◆ PROBLEM REQUIREMENTS ◆
The records below are to be repeated in full, exactly as they are.

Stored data
--

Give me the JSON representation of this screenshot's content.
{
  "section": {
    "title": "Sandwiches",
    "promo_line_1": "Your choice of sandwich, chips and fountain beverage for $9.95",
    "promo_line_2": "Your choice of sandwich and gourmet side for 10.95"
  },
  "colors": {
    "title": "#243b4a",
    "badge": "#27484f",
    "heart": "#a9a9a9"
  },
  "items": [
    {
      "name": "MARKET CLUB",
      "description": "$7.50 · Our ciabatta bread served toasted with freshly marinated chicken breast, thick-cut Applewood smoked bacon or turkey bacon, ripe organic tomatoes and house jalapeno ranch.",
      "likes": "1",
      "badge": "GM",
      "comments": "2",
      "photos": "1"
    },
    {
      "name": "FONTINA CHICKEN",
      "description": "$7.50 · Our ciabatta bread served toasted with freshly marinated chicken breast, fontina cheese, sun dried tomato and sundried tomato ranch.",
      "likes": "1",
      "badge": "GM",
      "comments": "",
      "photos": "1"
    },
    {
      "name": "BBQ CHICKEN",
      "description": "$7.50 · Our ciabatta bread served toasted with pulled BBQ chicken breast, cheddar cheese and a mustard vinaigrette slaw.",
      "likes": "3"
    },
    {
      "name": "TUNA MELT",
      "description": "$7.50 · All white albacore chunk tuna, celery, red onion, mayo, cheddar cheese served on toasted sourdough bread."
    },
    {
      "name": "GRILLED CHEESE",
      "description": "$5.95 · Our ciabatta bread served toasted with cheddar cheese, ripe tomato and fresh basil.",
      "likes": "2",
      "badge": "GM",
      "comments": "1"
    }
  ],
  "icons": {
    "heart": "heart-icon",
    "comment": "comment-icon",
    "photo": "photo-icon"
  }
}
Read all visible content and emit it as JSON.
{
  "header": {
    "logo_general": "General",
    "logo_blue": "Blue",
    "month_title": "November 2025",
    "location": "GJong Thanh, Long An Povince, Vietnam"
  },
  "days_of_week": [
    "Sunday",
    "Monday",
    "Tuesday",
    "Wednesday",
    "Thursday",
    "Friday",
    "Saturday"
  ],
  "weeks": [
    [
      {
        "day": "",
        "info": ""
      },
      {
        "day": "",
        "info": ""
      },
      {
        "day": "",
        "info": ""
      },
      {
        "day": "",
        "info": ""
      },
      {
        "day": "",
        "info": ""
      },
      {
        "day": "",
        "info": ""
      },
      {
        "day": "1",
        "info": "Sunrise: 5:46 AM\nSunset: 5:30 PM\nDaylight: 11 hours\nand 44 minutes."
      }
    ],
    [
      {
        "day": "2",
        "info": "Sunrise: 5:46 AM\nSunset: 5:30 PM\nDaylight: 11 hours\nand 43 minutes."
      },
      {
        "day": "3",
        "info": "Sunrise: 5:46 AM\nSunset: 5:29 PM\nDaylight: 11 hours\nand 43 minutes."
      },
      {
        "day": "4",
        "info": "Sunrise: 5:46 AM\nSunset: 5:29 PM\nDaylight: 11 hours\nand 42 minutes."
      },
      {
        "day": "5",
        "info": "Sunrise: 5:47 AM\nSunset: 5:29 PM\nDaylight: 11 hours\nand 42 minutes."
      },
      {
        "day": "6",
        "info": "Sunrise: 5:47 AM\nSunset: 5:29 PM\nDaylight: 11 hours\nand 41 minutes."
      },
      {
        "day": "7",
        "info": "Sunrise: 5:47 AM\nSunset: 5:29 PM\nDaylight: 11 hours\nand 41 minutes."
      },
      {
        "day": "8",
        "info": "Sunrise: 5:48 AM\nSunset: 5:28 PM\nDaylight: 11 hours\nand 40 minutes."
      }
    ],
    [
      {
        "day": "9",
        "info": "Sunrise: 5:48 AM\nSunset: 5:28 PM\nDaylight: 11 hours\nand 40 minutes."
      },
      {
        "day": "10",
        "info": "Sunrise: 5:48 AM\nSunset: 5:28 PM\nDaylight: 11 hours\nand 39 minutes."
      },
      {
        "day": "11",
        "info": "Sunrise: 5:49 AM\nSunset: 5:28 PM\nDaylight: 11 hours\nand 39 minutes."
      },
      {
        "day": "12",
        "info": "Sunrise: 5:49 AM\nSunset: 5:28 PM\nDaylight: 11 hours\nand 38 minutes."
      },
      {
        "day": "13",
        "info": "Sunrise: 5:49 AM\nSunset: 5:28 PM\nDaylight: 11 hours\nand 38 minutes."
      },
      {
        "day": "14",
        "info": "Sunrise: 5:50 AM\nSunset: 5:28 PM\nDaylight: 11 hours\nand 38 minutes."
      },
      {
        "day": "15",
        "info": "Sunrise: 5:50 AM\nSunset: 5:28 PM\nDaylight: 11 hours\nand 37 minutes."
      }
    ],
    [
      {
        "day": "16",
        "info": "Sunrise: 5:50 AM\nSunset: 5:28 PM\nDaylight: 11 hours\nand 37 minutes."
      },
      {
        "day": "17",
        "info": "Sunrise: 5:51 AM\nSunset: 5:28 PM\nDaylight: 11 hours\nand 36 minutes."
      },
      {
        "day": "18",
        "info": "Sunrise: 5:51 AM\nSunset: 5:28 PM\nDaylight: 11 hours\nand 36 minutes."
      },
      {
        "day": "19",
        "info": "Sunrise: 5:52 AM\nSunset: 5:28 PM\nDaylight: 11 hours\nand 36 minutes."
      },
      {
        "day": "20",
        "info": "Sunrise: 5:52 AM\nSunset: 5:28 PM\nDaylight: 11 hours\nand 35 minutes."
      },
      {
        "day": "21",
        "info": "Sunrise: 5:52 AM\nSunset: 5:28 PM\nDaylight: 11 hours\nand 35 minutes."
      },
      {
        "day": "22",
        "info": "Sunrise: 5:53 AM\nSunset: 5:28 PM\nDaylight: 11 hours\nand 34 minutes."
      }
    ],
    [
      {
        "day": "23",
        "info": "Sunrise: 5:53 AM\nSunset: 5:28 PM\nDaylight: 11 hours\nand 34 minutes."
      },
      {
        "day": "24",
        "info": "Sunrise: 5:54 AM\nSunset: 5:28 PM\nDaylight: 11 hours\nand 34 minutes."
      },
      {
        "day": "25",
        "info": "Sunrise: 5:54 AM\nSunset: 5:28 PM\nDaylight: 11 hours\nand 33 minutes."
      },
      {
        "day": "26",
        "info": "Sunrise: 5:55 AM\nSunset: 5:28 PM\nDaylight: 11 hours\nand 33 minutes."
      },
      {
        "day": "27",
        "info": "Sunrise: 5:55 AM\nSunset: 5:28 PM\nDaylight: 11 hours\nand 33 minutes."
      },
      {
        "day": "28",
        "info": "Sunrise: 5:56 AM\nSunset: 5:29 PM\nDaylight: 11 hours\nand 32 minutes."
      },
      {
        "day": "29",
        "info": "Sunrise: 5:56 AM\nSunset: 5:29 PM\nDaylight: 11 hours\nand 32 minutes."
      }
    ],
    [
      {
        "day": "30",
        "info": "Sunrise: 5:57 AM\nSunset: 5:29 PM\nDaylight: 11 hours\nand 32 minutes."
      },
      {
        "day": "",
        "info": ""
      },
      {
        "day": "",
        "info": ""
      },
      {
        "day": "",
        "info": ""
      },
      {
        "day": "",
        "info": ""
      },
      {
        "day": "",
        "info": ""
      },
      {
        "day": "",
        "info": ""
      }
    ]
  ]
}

--

◆ RESULT ◆
Give me the JSON representation of this screenshot's content.
{
  "section": {
    "title": "Sandwiches",
    "promo_line_1": "Your choice of sandwich, chips and fountain beverage for $9.95",
    "promo_line_2": "Your choice of sandwich and gourmet side for 10.95"
  },
  "colors": {
    "title": "#243b4a",
    "badge": "#27484f",
    "heart": "#a9a9a9"
  },
  "items": [
    {
      "name": "MARKET CLUB",
      "description": "$7.50 · Our ciabatta bread served toasted with freshly marinated chicken breast, thick-cut Applewood smoked bacon or turkey bacon, ripe organic tomatoes and house jalapeno ranch.",
      "likes": "1",
      "badge": "GM",
      "comments": "2",
      "photos": "1"
    },
    {
      "name": "FONTINA CHICKEN",
      "description": "$7.50 · Our ciabatta bread served toasted with freshly marinated chicken breast, fontina cheese, sun dried tomato and sundried tomato ranch.",
      "likes": "1",
      "badge": "GM",
      "comments": "",
      "photos": "1"
    },
    {
      "name": "BBQ CHICKEN",
      "description": "$7.50 · Our ciabatta bread served toasted with pulled BBQ chicken breast, cheddar cheese and a mustard vinaigrette slaw.",
      "likes": "3"
    },
    {
      "name": "TUNA MELT",
      "description": "$7.50 · All white albacore chunk tuna, celery, red onion, mayo, cheddar cheese served on toasted sourdough bread."
    },
    {
      "name": "GRILLED CHEESE",
      "description": "$5.95 · Our ciabatta bread served toasted with cheddar cheese, ripe tomato and fresh basil.",
      "likes": "2",
      "badge": "GM",
      "comments": "1"
    }
  ],
  "icons": {
    "heart": "heart-icon",
    "comment": "comment-icon",
    "photo": "photo-icon"
  }
}
Read all visible content and emit it as JSON.
{
  "header": {
    "logo_general": "General",
    "logo_blue": "Blue",
    "month_title": "November 2025",
    "location": "GJong Thanh, Long An Povince, Vietnam"
  },
  "days_of_week": [
    "Sunday",
    "Monday",
    "Tuesday",
    "Wednesday",
    "Thursday",
    "Friday",
    "Saturday"
  ],
  "weeks": [
    [
      {
        "day": "",
        "info": ""
      },
      {
        "day": "",
        "info": ""
      },
      {
        "day": "",
        "info": ""
      },
      {
        "day": "",
        "info": ""
      },
      {
        "day": "",
        "info": ""
      },
      {
        "day": "",
        "info": ""
      },
      {
        "day": "1",
        "info": "Sunrise: 5:46 AM\nSunset: 5:30 PM\nDaylight: 11 hours\nand 44 minutes."
      }
    ],
    [
      {
        "day": "2",
        "info": "Sunrise: 5:46 AM\nSunset: 5:30 PM\nDaylight: 11 hours\nand 43 minutes."
      },
      {
        "day": "3",
        "info": "Sunrise: 5:46 AM\nSunset: 5:29 PM\nDaylight: 11 hours\nand 43 minutes."
      },
      {
        "day": "4",
        "info": "Sunrise: 5:46 AM\nSunset: 5:29 PM\nDaylight: 11 hours\nand 42 minutes."
      },
      {
        "day": "5",
        "info": "Sunrise: 5:47 AM\nSunset: 5:29 PM\nDaylight: 11 hours\nand 42 minutes."
      },
      {
        "day": "6",
        "info": "Sunrise: 5:47 AM\nSunset: 5:29 PM\nDaylight: 11 hours\nand 41 minutes."
      },
      {
        "day": "7",
        "info": "Sunrise: 5:47 AM\nSunset: 5:29 PM\nDaylight: 11 hours\nand 41 minutes."
      },
      {
        "day": "8",
        "info": "Sunrise: 5:48 AM\nSunset: 5:28 PM\nDaylight: 11 hours\nand 40 minutes."
      }
    ],
    [
      {
        "day": "9",
        "info": "Sunrise: 5:48 AM\nSunset: 5:28 PM\nDaylight: 11 hours\nand 40 minutes."
      },
      {
        "day": "10",
        "info": "Sunrise: 5:48 AM\nSunset: 5:28 PM\nDaylight: 11 hours\nand 39 minutes."
      },
      {
        "day": "11",
        "info": "Sunrise: 5:49 AM\nSunset: 5:28 PM\nDaylight: 11 hours\nand 39 minutes."
      },
      {
        "day": "12",
        "info": "Sunrise: 5:49 AM\nSunset: 5:28 PM\nDaylight: 11 hours\nand 38 minutes."
      },
      {
        "day": "13",
        "info": "Sunrise: 5:49 AM\nSunset: 5:28 PM\nDaylight: 11 hours\nand 38 minutes."
      },
      {
        "day": "14",
        "info": "Sunrise: 5:50 AM\nSunset: 5:28 PM\nDaylight: 11 hours\nand 38 minutes."
      },
      {
        "day": "15",
        "info": "Sunrise: 5:50 AM\nSunset: 5:28 PM\nDaylight: 11 hours\nand 37 minutes."
      }
    ],
    [
      {
        "day": "16",
        "info": "Sunrise: 5:50 AM\nSunset: 5:28 PM\nDaylight: 11 hours\nand 37 minutes."
      },
      {
        "day": "17",
        "info": "Sunrise: 5:51 AM\nSunset: 5:28 PM\nDaylight: 11 hours\nand 36 minutes."
      },
      {
        "day": "18",
        "info": "Sunrise: 5:51 AM\nSunset: 5:28 PM\nDaylight: 11 hours\nand 36 minutes."
      },
      {
        "day": "19",
        "info": "Sunrise: 5:52 AM\nSunset: 5:28 PM\nDaylight: 11 hours\nand 36 minutes."
      },
      {
        "day": "20",
        "info": "Sunrise: 5:52 AM\nSunset: 5:28 PM\nDaylight: 11 hours\nand 35 minutes."
      },
      {
        "day": "21",
        "info": "Sunrise: 5:52 AM\nSunset: 5:28 PM\nDaylight: 11 hours\nand 35 minutes."
      },
      {
        "day": "22",
        "info": "Sunrise: 5:53 AM\nSunset: 5:28 PM\nDaylight: 11 hours\nand 34 minutes."
      }
    ],
    [
      {
        "day": "23",
        "info": "Sunrise: 5:53 AM\nSunset: 5:28 PM\nDaylight: 11 hours\nand 34 minutes."
      },
      {
        "day": "24",
        "info": "Sunrise: 5:54 AM\nSunset: 5:28 PM\nDaylight: 11 hours\nand 34 minutes."
      },
      {
        "day": "25",
        "info": "Sunrise: 5:54 AM\nSunset: 5:28 PM\nDaylight: 11 hours\nand 33 minutes."
      },
      {
        "day": "26",
        "info": "Sunrise: 5:55 AM\nSunset: 5:28 PM\nDaylight: 11 hours\nand 33 minutes."
      },
      {
        "day": "27",
        "info": "Sunrise: 5:55 AM\nSunset: 5:28 PM\nDaylight: 11 hours\nand 33 minutes."
      },
      {
        "day": "28",
        "info": "Sunrise: 5:56 AM\nSunset: 5:29 PM\nDaylight: 11 hours\nand 32 minutes."
      },
      {
        "day": "29",
        "info": "Sunrise: 5:56 AM\nSunset: 5:29 PM\nDaylight: 11 hours\nand 32 minutes."
      }
    ],
    [
      {
        "day": "30",
        "info": "Sunrise: 5:57 AM\nSunset: 5:29 PM\nDaylight: 11 hours\nand 32 minutes."
      },
      {
        "day": "",
        "info": ""
      },
      {
        "day": "",
        "info": ""
      },
      {
        "day": "",
        "info": ""
      },
      {
        "day": "",
        "info": ""
      },
      {
        "day": "",
        "info": ""
      },
      {
        "day": "",
        "info": ""
      }
    ]
  ]
}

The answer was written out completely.